··· Text shown ···

This Sunday on NBC's Meet the Press, David Gregory repeatedly asked Florida Sen. Marco Rubio to give him specifics on his version of the Dream Act, which he abandoned earlier this month after President Obama announced the his new policy halting
June 24, 2012

This Sunday on NBC's Meet the Press, David Gregory repeatedly asked Florida Sen. Marco Rubio to give him specifics on his version of the Dream Act, which he abandoned earlier this month after President Obama announced the his new policy halting deportation hearings for those who would have been affected by the Dream Act had it passed.

Just as in his previous interviews, Rubio insisted that insisted that "complicated issues require careful solutions," blamed President Obama for the fact that there's probably no chance in hell Rubio would get his legislation past his own caucus and they didn't want to do anything to encourage illegal immigration.

··· Data extract ···

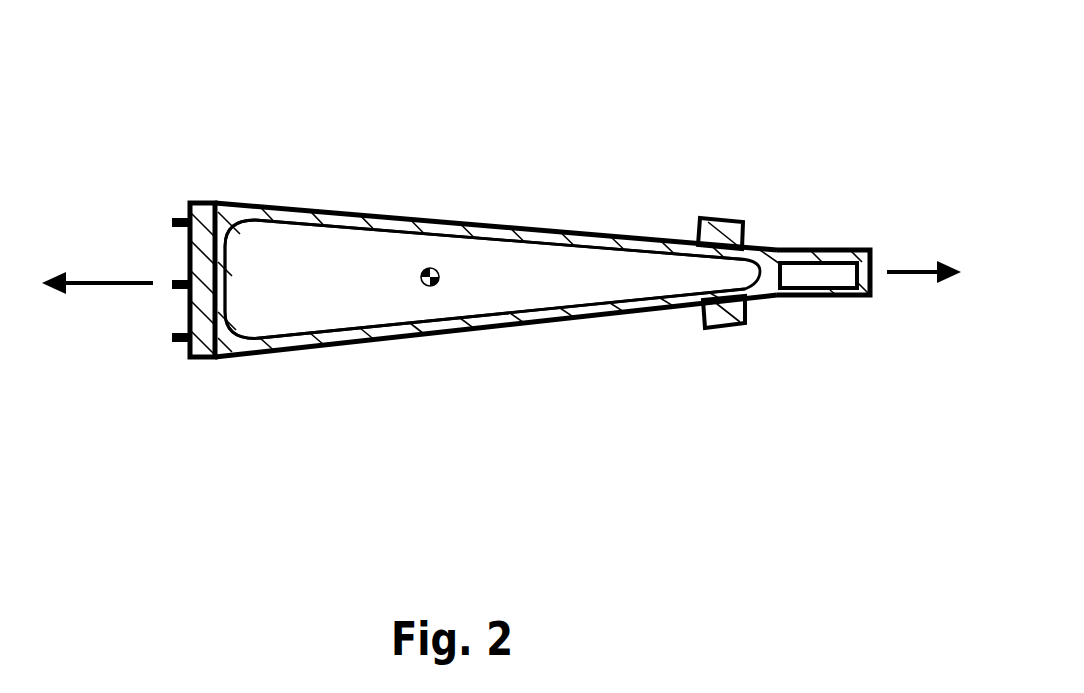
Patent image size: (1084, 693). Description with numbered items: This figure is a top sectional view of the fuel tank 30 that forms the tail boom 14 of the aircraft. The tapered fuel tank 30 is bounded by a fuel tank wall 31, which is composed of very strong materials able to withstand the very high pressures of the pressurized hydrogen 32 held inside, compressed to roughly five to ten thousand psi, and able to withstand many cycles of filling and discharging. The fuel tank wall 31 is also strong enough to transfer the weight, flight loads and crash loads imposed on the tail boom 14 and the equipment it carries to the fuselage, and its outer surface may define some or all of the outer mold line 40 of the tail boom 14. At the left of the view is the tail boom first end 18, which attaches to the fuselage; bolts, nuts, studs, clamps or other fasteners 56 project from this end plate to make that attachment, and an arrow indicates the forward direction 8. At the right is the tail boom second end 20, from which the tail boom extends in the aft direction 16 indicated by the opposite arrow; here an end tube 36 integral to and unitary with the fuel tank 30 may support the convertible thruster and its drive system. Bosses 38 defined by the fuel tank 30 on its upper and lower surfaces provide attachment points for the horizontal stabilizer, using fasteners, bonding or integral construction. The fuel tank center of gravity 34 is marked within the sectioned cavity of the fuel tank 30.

···

● Given exercise
For the Meet the Press text, decide whether each statement agrees with it. Answer yes or no and quote the words from the text that settle it.
1. Rubio dropped his version of the Dream Act after President Obama announced a new policy.
2. The interview aired on CBS.
3. David Gregory asked Rubio for specifics only once.

● Task solution
1. Yes: "which he abandoned earlier this month after President Obama announced"
2. No: "This Sunday on NBC's Meet the Press"
3. No: "repeatedly asked Florida Sen. Marco Rubio to give him specifics"